>> BEGIN Records to process

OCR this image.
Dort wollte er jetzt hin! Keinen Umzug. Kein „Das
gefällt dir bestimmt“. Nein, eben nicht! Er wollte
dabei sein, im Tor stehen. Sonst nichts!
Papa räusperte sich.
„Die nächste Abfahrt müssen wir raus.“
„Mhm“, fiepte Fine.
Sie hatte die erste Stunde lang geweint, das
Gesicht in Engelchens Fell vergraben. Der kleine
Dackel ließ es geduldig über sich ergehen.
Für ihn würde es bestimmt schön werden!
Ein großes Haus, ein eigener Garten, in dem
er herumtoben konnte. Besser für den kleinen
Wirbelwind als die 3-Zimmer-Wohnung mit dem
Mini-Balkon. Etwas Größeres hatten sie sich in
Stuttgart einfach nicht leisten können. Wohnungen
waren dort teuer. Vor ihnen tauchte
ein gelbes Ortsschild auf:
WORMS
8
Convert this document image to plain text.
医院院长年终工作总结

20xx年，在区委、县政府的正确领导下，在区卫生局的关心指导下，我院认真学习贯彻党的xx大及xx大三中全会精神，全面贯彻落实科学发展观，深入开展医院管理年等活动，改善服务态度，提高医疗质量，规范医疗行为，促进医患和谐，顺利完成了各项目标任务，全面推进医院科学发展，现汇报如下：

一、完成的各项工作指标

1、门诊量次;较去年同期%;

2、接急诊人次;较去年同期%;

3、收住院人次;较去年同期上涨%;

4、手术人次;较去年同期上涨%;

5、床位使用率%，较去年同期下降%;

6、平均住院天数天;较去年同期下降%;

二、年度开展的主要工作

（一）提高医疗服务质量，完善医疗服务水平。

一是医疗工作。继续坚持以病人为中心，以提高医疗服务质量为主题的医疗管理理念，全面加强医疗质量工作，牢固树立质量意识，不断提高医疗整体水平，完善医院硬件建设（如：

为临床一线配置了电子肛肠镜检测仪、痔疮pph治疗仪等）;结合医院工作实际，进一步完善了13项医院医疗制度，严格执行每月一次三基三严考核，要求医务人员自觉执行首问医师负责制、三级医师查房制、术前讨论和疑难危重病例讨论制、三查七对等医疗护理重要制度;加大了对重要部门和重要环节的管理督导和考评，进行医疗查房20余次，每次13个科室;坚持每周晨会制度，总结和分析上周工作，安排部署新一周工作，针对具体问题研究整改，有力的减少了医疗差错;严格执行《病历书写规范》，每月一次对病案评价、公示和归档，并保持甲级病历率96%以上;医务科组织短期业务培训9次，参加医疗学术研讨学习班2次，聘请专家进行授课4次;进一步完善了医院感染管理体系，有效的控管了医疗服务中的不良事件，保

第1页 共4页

>> END Records to process

■ **Task objective**
Restate the listing in full, word for word.

■ **Answer below**
OCR this image.
Dort wollte er jetzt hin! Keinen Umzug. Kein „Das
gefällt dir bestimmt“. Nein, eben nicht! Er wollte
dabei sein, im Tor stehen. Sonst nichts!
Papa räusperte sich.
„Die nächste Abfahrt müssen wir raus.“
„Mhm“, fiepte Fine.
Sie hatte die erste Stunde lang geweint, das
Gesicht in Engelchens Fell vergraben. Der kleine
Dackel ließ es geduldig über sich ergehen.
Für ihn würde es bestimmt schön werden!
Ein großes Haus, ein eigener Garten, in dem
er herumtoben konnte. Besser für den kleinen
Wirbelwind als die 3-Zimmer-Wohnung mit dem
Mini-Balkon. Etwas Größeres hatten sie sich in
Stuttgart einfach nicht leisten können. Wohnungen
waren dort teuer. Vor ihnen tauchte
ein gelbes Ortsschild auf:
WORMS
8
Convert this document image to plain text.
医院院长年终工作总结

20xx年，在区委、县政府的正确领导下，在区卫生局的关心指导下，我院认真学习贯彻党的xx大及xx大三中全会精神，全面贯彻落实科学发展观，深入开展医院管理年等活动，改善服务态度，提高医疗质量，规范医疗行为，促进医患和谐，顺利完成了各项目标任务，全面推进医院科学发展，现汇报如下：

一、完成的各项工作指标

1、门诊量次;较去年同期%;

2、接急诊人次;较去年同期%;

3、收住院人次;较去年同期上涨%;

4、手术人次;较去年同期上涨%;

5、床位使用率%，较去年同期下降%;

6、平均住院天数天;较去年同期下降%;

二、年度开展的主要工作

（一）提高医疗服务质量，完善医疗服务水平。

一是医疗工作。继续坚持以病人为中心，以提高医疗服务质量为主题的医疗管理理念，全面加强医疗质量工作，牢固树立质量意识，不断提高医疗整体水平，完善医院硬件建设（如：

为临床一线配置了电子肛肠镜检测仪、痔疮pph治疗仪等）;结合医院工作实际，进一步完善了13项医院医疗制度，严格执行每月一次三基三严考核，要求医务人员自觉执行首问医师负责制、三级医师查房制、术前讨论和疑难危重病例讨论制、三查七对等医疗护理重要制度;加大了对重要部门和重要环节的管理督导和考评，进行医疗查房20余次，每次13个科室;坚持每周晨会制度，总结和分析上周工作，安排部署新一周工作，针对具体问题研究整改，有力的减少了医疗差错;严格执行《病历书写规范》，每月一次对病案评价、公示和归档，并保持甲级病历率96%以上;医务科组织短期业务培训9次，参加医疗学术研讨学习班2次，聘请专家进行授课4次;进一步完善了医院感染管理体系，有效的控管了医疗服务中的不良事件，保

第1页 共4页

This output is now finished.